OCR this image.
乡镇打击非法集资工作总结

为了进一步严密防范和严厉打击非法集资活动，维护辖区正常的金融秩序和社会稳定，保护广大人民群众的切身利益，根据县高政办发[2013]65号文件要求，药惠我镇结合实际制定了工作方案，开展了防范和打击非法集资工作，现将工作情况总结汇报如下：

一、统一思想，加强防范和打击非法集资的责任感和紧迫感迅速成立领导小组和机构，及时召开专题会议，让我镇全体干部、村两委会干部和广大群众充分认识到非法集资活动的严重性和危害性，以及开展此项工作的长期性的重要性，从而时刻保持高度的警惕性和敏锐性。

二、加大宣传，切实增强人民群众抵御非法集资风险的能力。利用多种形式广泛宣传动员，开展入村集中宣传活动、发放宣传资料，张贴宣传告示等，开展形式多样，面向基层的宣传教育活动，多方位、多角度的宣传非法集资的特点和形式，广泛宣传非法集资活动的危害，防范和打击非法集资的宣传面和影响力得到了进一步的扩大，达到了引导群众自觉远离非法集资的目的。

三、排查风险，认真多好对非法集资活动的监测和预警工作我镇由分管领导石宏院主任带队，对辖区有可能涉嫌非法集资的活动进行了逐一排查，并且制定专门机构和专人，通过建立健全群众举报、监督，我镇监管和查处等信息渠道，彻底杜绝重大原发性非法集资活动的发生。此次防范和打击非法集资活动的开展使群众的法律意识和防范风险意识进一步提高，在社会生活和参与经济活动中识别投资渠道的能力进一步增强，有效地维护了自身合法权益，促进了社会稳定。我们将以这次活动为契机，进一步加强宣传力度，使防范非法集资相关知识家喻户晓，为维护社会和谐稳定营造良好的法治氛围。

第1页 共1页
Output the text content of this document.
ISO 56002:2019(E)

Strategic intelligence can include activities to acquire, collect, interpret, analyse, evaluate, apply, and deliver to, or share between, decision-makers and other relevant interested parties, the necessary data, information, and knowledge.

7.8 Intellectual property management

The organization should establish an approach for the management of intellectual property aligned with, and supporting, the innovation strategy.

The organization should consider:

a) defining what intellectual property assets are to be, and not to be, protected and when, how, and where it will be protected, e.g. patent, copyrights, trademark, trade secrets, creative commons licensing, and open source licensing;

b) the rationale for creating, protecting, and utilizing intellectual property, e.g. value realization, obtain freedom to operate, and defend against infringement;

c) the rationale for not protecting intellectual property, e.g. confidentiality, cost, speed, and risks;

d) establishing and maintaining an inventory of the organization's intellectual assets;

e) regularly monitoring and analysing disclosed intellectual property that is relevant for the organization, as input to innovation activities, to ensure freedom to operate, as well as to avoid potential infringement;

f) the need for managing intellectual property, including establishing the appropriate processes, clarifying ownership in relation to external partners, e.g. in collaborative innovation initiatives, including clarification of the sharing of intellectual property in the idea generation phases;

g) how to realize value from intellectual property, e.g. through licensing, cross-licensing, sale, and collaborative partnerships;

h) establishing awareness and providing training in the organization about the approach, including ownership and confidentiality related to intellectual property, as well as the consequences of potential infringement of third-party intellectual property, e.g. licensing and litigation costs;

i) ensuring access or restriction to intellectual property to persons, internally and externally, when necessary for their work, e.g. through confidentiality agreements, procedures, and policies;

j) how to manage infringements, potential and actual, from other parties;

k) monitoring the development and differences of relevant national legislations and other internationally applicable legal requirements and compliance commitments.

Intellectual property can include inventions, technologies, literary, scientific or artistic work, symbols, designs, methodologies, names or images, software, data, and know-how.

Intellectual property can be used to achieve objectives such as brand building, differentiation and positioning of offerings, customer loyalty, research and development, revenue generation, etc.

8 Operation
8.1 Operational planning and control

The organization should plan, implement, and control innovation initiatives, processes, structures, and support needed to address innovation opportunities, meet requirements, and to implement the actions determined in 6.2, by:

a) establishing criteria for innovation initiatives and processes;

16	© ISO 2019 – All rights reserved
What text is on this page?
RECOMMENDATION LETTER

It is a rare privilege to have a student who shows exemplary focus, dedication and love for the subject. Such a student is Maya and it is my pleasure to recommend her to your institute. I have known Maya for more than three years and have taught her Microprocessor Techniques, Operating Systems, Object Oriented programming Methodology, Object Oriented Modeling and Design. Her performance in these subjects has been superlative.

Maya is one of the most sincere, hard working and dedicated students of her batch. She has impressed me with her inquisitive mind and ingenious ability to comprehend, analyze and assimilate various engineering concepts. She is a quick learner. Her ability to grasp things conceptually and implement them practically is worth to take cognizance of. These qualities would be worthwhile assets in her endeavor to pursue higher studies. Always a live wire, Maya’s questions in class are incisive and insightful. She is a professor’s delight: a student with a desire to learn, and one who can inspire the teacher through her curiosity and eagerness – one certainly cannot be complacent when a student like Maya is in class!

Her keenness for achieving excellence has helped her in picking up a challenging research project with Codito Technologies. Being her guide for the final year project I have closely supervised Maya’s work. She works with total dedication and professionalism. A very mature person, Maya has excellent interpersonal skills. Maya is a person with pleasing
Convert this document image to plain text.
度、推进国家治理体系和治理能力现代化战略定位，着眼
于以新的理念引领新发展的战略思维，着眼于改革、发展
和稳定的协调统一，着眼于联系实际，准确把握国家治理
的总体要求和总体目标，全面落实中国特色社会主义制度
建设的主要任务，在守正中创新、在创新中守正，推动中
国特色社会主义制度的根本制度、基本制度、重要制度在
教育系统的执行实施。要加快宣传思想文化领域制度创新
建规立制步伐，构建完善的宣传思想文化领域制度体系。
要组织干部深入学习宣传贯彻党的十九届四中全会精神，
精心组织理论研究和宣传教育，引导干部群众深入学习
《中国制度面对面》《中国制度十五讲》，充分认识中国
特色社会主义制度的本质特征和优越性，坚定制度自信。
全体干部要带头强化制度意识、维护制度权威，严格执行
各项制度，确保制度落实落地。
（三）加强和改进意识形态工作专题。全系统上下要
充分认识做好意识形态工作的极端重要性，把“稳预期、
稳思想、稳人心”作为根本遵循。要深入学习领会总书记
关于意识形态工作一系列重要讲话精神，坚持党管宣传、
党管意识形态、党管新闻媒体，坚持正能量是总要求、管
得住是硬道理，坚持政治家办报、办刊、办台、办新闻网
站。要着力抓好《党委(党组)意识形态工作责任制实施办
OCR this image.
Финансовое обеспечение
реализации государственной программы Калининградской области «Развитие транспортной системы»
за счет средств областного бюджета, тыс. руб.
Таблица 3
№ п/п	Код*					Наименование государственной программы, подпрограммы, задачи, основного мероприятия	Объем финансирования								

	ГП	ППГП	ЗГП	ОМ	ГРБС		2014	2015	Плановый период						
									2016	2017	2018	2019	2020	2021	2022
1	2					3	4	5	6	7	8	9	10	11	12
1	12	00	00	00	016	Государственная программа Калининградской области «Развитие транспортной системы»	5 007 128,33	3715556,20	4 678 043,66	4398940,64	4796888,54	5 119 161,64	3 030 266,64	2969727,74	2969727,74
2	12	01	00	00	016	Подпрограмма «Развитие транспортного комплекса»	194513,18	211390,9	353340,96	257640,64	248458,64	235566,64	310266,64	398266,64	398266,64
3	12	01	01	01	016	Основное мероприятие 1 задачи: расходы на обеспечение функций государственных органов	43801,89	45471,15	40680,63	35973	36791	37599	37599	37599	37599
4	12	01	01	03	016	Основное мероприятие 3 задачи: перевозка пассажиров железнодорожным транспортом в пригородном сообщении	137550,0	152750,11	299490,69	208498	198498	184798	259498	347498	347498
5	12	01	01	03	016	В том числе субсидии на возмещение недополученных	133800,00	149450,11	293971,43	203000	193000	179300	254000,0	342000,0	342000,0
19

++++++

Each line that has the word "data" should be copied.

ANSWER TO THE PROBLEM
Strategic intelligence can include activities to acquire, collect, interpret, analyse, evaluate, apply, and deliver to, or share between, decision-makers and other relevant interested parties, the necessary data, information, and knowledge.
Intellectual property can include inventions, technologies, literary, scientific or artistic work, symbols, designs, methodologies, names or images, software, data, and know-how.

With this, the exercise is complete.